**The problem:** What lines of the data hold the string "page"? Pull each one out.

## Begin Provided entries

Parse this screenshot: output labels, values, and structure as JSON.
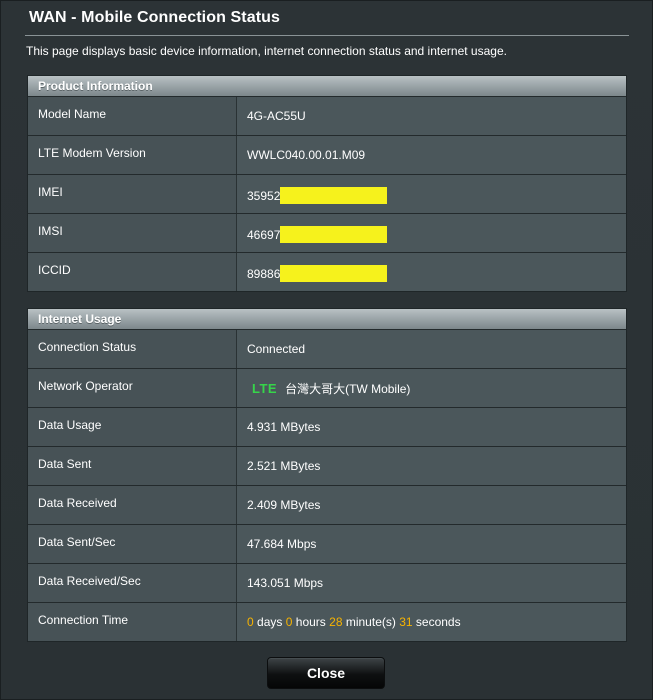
{
  "page": {
    "title": "WAN - Mobile Connection Status",
    "description": "This page displays basic device information, internet connection status and internet usage."
  },
  "product_info": {
    "header": "Product Information",
    "rows": [
      {
        "label": "Model Name",
        "value": "4G-AC55U"
      },
      {
        "label": "LTE Modem Version",
        "value": "WWLC040.00.01.M09"
      },
      {
        "label": "IMEI",
        "value": "35952"
      },
      {
        "label": "IMSI",
        "value": "46697"
      },
      {
        "label": "ICCID",
        "value": "89886"
      }
    ]
  },
  "internet_usage": {
    "header": "Internet Usage",
    "connection_status": {
      "label": "Connection Status",
      "value": "Connected"
    },
    "network_operator": {
      "label": "Network Operator",
      "badge": "LTE",
      "value": "台灣大哥大(TW Mobile)"
    },
    "data_usage": {
      "label": "Data Usage",
      "value": "4.931 MBytes"
    },
    "data_sent": {
      "label": "Data Sent",
      "value": "2.521 MBytes"
    },
    "data_received": {
      "label": "Data Received",
      "value": "2.409 MBytes"
    },
    "data_sent_sec": {
      "label": "Data Sent/Sec",
      "value": "47.684 Mbps"
    },
    "data_received_sec": {
      "label": "Data Received/Sec",
      "value": "143.051 Mbps"
    },
    "connection_time": {
      "label": "Connection Time",
      "days": "0",
      "days_unit": "days",
      "hours": "0",
      "hours_unit": "hours",
      "minutes": "28",
      "minutes_unit": "minute(s)",
      "seconds": "31",
      "seconds_unit": "seconds"
    }
  },
  "buttons": {
    "close": "Close"
  },
  "colors": {
    "redaction": "#f6f21c",
    "lte_badge": "#36d54a",
    "time_numbers": "#f7b300"
  }
}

## End Provided entries

**In response:**
  "page": {
    "description": "This page displays basic device information, internet connection status and internet usage."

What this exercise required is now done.